Your task is to print all of the material verbatim.

____

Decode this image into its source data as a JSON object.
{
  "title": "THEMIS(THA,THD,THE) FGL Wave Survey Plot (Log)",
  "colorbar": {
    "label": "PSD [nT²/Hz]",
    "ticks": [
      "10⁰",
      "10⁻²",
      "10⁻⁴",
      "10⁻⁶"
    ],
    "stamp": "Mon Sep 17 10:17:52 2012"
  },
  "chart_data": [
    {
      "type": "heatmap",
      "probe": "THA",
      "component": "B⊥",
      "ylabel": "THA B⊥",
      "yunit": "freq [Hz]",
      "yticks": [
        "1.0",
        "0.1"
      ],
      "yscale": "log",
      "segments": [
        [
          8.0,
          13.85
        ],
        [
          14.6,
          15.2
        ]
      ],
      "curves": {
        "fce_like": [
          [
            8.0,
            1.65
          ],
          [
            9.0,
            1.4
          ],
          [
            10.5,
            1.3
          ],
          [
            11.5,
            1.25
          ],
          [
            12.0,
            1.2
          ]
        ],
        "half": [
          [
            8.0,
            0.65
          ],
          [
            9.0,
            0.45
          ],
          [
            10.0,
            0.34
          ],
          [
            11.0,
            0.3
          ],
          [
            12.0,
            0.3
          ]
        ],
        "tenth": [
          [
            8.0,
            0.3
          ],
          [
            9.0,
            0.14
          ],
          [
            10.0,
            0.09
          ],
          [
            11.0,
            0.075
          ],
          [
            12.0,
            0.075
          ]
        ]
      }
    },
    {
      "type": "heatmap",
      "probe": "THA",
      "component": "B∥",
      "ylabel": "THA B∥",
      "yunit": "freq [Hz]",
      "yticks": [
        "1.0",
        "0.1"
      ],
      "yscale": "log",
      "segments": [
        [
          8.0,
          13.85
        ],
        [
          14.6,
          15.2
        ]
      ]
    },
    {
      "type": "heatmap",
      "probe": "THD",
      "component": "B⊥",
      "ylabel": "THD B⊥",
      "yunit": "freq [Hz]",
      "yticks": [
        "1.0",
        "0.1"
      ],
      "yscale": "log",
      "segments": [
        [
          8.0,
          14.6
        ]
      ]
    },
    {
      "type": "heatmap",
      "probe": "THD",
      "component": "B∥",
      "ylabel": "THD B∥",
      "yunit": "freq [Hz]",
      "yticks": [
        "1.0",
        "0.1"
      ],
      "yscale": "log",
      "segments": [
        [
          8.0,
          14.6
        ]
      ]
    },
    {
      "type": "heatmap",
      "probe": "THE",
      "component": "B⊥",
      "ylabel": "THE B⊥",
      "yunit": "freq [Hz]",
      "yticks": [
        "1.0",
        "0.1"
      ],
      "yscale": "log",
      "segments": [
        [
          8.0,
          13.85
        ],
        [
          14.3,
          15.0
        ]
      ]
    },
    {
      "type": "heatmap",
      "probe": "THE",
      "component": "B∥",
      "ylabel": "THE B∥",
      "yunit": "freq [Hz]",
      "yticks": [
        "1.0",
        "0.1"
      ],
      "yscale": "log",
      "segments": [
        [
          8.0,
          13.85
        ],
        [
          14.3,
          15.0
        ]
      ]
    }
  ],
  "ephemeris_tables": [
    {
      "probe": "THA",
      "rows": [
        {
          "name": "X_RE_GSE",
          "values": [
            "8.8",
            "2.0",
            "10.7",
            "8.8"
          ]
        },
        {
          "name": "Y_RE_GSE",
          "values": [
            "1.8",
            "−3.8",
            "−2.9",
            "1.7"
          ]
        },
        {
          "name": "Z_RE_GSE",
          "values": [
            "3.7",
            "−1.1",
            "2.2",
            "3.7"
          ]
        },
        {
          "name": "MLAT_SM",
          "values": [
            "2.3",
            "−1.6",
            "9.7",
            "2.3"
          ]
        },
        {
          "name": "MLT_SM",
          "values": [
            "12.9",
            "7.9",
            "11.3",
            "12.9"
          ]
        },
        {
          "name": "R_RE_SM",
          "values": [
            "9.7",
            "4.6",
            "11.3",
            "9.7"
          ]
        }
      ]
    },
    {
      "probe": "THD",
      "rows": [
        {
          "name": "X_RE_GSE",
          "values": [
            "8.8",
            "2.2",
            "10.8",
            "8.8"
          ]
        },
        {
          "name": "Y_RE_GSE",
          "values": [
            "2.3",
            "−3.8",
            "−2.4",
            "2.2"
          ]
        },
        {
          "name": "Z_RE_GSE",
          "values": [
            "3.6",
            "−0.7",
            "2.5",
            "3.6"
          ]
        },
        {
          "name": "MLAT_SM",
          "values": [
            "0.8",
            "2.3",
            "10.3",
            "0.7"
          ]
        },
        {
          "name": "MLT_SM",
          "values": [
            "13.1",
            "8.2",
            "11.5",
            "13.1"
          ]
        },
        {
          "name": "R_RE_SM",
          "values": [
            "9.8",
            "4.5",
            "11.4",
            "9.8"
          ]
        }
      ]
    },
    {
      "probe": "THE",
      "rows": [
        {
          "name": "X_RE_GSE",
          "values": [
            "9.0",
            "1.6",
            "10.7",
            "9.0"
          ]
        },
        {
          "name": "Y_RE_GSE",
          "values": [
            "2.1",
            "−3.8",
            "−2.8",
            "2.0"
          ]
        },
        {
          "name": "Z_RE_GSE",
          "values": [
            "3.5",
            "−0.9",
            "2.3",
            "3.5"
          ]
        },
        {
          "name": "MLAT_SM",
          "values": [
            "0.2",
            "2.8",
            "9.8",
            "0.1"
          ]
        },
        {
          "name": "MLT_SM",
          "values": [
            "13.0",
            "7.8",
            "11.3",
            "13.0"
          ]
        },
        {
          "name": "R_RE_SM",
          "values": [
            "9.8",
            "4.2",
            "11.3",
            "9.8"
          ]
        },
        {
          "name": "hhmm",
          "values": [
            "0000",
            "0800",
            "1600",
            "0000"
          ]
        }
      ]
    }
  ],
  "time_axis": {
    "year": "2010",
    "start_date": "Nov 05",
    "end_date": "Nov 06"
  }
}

____

Completed task
Decode this image into its source data as a JSON object.
{
  "title": "THEMIS(THA,THD,THE) FGL Wave Survey Plot (Log)",
  "colorbar": {
    "label": "PSD [nT²/Hz]",
    "ticks": [
      "10⁰",
      "10⁻²",
      "10⁻⁴",
      "10⁻⁶"
    ],
    "stamp": "Mon Sep 17 10:17:52 2012"
  },
  "chart_data": [
    {
      "type": "heatmap",
      "probe": "THA",
      "component": "B⊥",
      "ylabel": "THA B⊥",
      "yunit": "freq [Hz]",
      "yticks": [
        "1.0",
        "0.1"
      ],
      "yscale": "log",
      "segments": [
        [
          8.0,
          13.85
        ],
        [
          14.6,
          15.2
        ]
      ],
      "curves": {
        "fce_like": [
          [
            8.0,
            1.65
          ],
          [
            9.0,
            1.4
          ],
          [
            10.5,
            1.3
          ],
          [
            11.5,
            1.25
          ],
          [
            12.0,
            1.2
          ]
        ],
        "half": [
          [
            8.0,
            0.65
          ],
          [
            9.0,
            0.45
          ],
          [
            10.0,
            0.34
          ],
          [
            11.0,
            0.3
          ],
          [
            12.0,
            0.3
          ]
        ],
        "tenth": [
          [
            8.0,
            0.3
          ],
          [
            9.0,
            0.14
          ],
          [
            10.0,
            0.09
          ],
          [
            11.0,
            0.075
          ],
          [
            12.0,
            0.075
          ]
        ]
      }
    },
    {
      "type": "heatmap",
      "probe": "THA",
      "component": "B∥",
      "ylabel": "THA B∥",
      "yunit": "freq [Hz]",
      "yticks": [
        "1.0",
        "0.1"
      ],
      "yscale": "log",
      "segments": [
        [
          8.0,
          13.85
        ],
        [
          14.6,
          15.2
        ]
      ]
    },
    {
      "type": "heatmap",
      "probe": "THD",
      "component": "B⊥",
      "ylabel": "THD B⊥",
      "yunit": "freq [Hz]",
      "yticks": [
        "1.0",
        "0.1"
      ],
      "yscale": "log",
      "segments": [
        [
          8.0,
          14.6
        ]
      ]
    },
    {
      "type": "heatmap",
      "probe": "THD",
      "component": "B∥",
      "ylabel": "THD B∥",
      "yunit": "freq [Hz]",
      "yticks": [
        "1.0",
        "0.1"
      ],
      "yscale": "log",
      "segments": [
        [
          8.0,
          14.6
        ]
      ]
    },
    {
      "type": "heatmap",
      "probe": "THE",
      "component": "B⊥",
      "ylabel": "THE B⊥",
      "yunit": "freq [Hz]",
      "yticks": [
        "1.0",
        "0.1"
      ],
      "yscale": "log",
      "segments": [
        [
          8.0,
          13.85
        ],
        [
          14.3,
          15.0
        ]
      ]
    },
    {
      "type": "heatmap",
      "probe": "THE",
      "component": "B∥",
      "ylabel": "THE B∥",
      "yunit": "freq [Hz]",
      "yticks": [
        "1.0",
        "0.1"
      ],
      "yscale": "log",
      "segments": [
        [
          8.0,
          13.85
        ],
        [
          14.3,
          15.0
        ]
      ]
    }
  ],
  "ephemeris_tables": [
    {
      "probe": "THA",
      "rows": [
        {
          "name": "X_RE_GSE",
          "values": [
            "8.8",
            "2.0",
            "10.7",
            "8.8"
          ]
        },
        {
          "name": "Y_RE_GSE",
          "values": [
            "1.8",
            "−3.8",
            "−2.9",
            "1.7"
          ]
        },
        {
          "name": "Z_RE_GSE",
          "values": [
            "3.7",
            "−1.1",
            "2.2",
            "3.7"
          ]
        },
        {
          "name": "MLAT_SM",
          "values": [
            "2.3",
            "−1.6",
            "9.7",
            "2.3"
          ]
        },
        {
          "name": "MLT_SM",
          "values": [
            "12.9",
            "7.9",
            "11.3",
            "12.9"
          ]
        },
        {
          "name": "R_RE_SM",
          "values": [
            "9.7",
            "4.6",
            "11.3",
            "9.7"
          ]
        }
      ]
    },
    {
      "probe": "THD",
      "rows": [
        {
          "name": "X_RE_GSE",
          "values": [
            "8.8",
            "2.2",
            "10.8",
            "8.8"
          ]
        },
        {
          "name": "Y_RE_GSE",
          "values": [
            "2.3",
            "−3.8",
            "−2.4",
            "2.2"
          ]
        },
        {
          "name": "Z_RE_GSE",
          "values": [
            "3.6",
            "−0.7",
            "2.5",
            "3.6"
          ]
        },
        {
          "name": "MLAT_SM",
          "values": [
            "0.8",
            "2.3",
            "10.3",
            "0.7"
          ]
        },
        {
          "name": "MLT_SM",
          "values": [
            "13.1",
            "8.2",
            "11.5",
            "13.1"
          ]
        },
        {
          "name": "R_RE_SM",
          "values": [
            "9.8",
            "4.5",
            "11.4",
            "9.8"
          ]
        }
      ]
    },
    {
      "probe": "THE",
      "rows": [
        {
          "name": "X_RE_GSE",
          "values": [
            "9.0",
            "1.6",
            "10.7",
            "9.0"
          ]
        },
        {
          "name": "Y_RE_GSE",
          "values": [
            "2.1",
            "−3.8",
            "−2.8",
            "2.0"
          ]
        },
        {
          "name": "Z_RE_GSE",
          "values": [
            "3.5",
            "−0.9",
            "2.3",
            "3.5"
          ]
        },
        {
          "name": "MLAT_SM",
          "values": [
            "0.2",
            "2.8",
            "9.8",
            "0.1"
          ]
        },
        {
          "name": "MLT_SM",
          "values": [
            "13.0",
            "7.8",
            "11.3",
            "13.0"
          ]
        },
        {
          "name": "R_RE_SM",
          "values": [
            "9.8",
            "4.2",
            "11.3",
            "9.8"
          ]
        },
        {
          "name": "hhmm",
          "values": [
            "0000",
            "0800",
            "1600",
            "0000"
          ]
        }
      ]
    }
  ],
  "time_axis": {
    "year": "2010",
    "start_date": "Nov 05",
    "end_date": "Nov 06"
  }
}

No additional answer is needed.